- **Instructions for the task**:
Leave out any picture and return the remaining listing below exactly as given.

[Figure record extracts]

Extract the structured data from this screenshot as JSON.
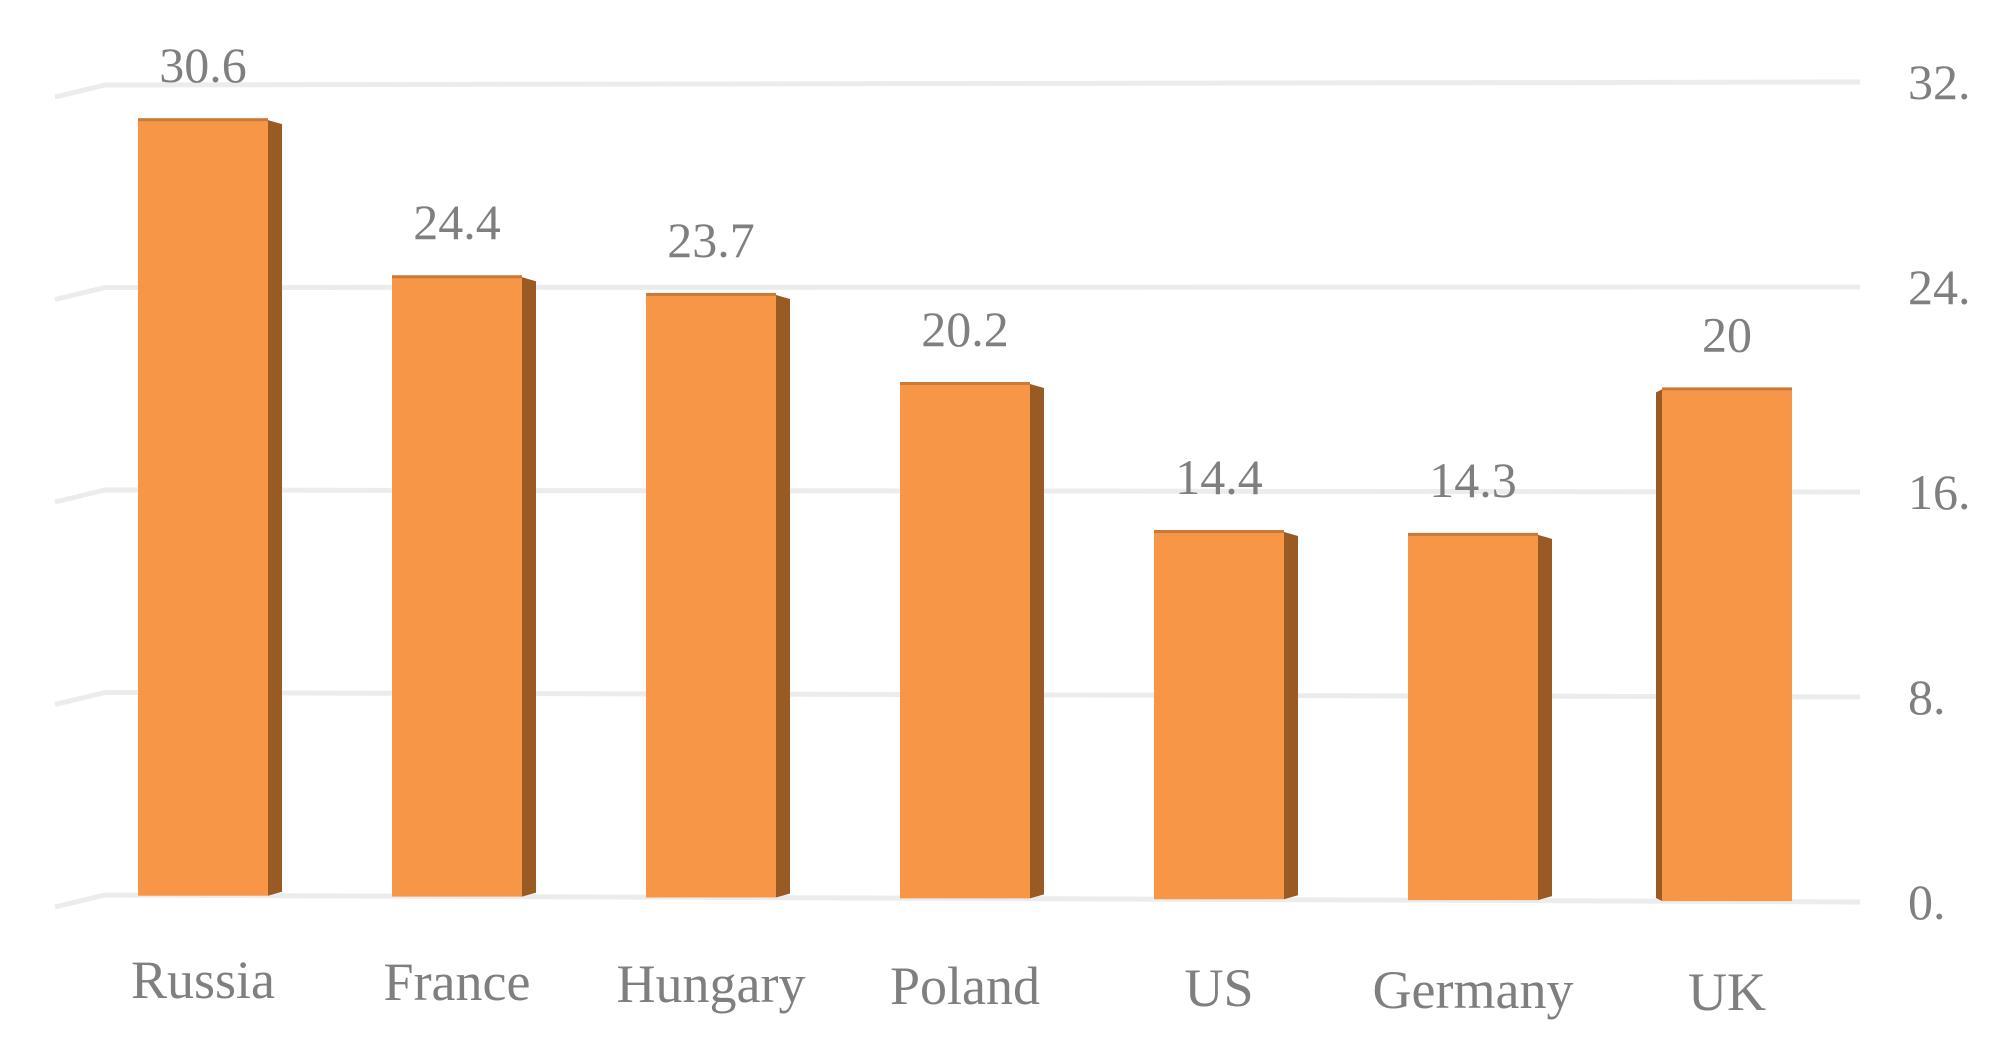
{
  "chart_data": {
    "type": "bar",
    "title": "",
    "xlabel": "",
    "ylabel": "",
    "categories": [
      "Russia",
      "France",
      "Hungary",
      "Poland",
      "US",
      "Germany",
      "UK"
    ],
    "values": [
      30.6,
      24.4,
      23.7,
      20.2,
      14.4,
      14.3,
      20
    ],
    "value_labels": [
      "30.6",
      "24.4",
      "23.7",
      "20.2",
      "14.4",
      "14.3",
      "20"
    ],
    "ylim": [
      0,
      32
    ],
    "y_ticks": [
      0,
      8,
      16,
      24,
      32
    ],
    "y_tick_labels": [
      "0.",
      "8.",
      "16.",
      "24.",
      "32."
    ],
    "y_axis_position": "right",
    "grid": true,
    "legend": "none",
    "colors": {
      "bar": "#f79646",
      "bar_side": "#9a5a24",
      "text": "#7f7f7f",
      "grid": "#ececec"
    }
  }
}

- **Correct result**:
Extract the structured data from this screenshot as JSON.
{
  "chart_data": {
    "type": "bar",
    "title": "",
    "xlabel": "",
    "ylabel": "",
    "categories": [
      "Russia",
      "France",
      "Hungary",
      "Poland",
      "US",
      "Germany",
      "UK"
    ],
    "values": [
      30.6,
      24.4,
      23.7,
      20.2,
      14.4,
      14.3,
      20
    ],
    "value_labels": [
      "30.6",
      "24.4",
      "23.7",
      "20.2",
      "14.4",
      "14.3",
      "20"
    ],
    "ylim": [
      0,
      32
    ],
    "y_ticks": [
      0,
      8,
      16,
      24,
      32
    ],
    "y_tick_labels": [
      "0.",
      "8.",
      "16.",
      "24.",
      "32."
    ],
    "y_axis_position": "right",
    "grid": true,
    "legend": "none",
    "colors": {
      "bar": "#f79646",
      "bar_side": "#9a5a24",
      "text": "#7f7f7f",
      "grid": "#ececec"
    }
  }
}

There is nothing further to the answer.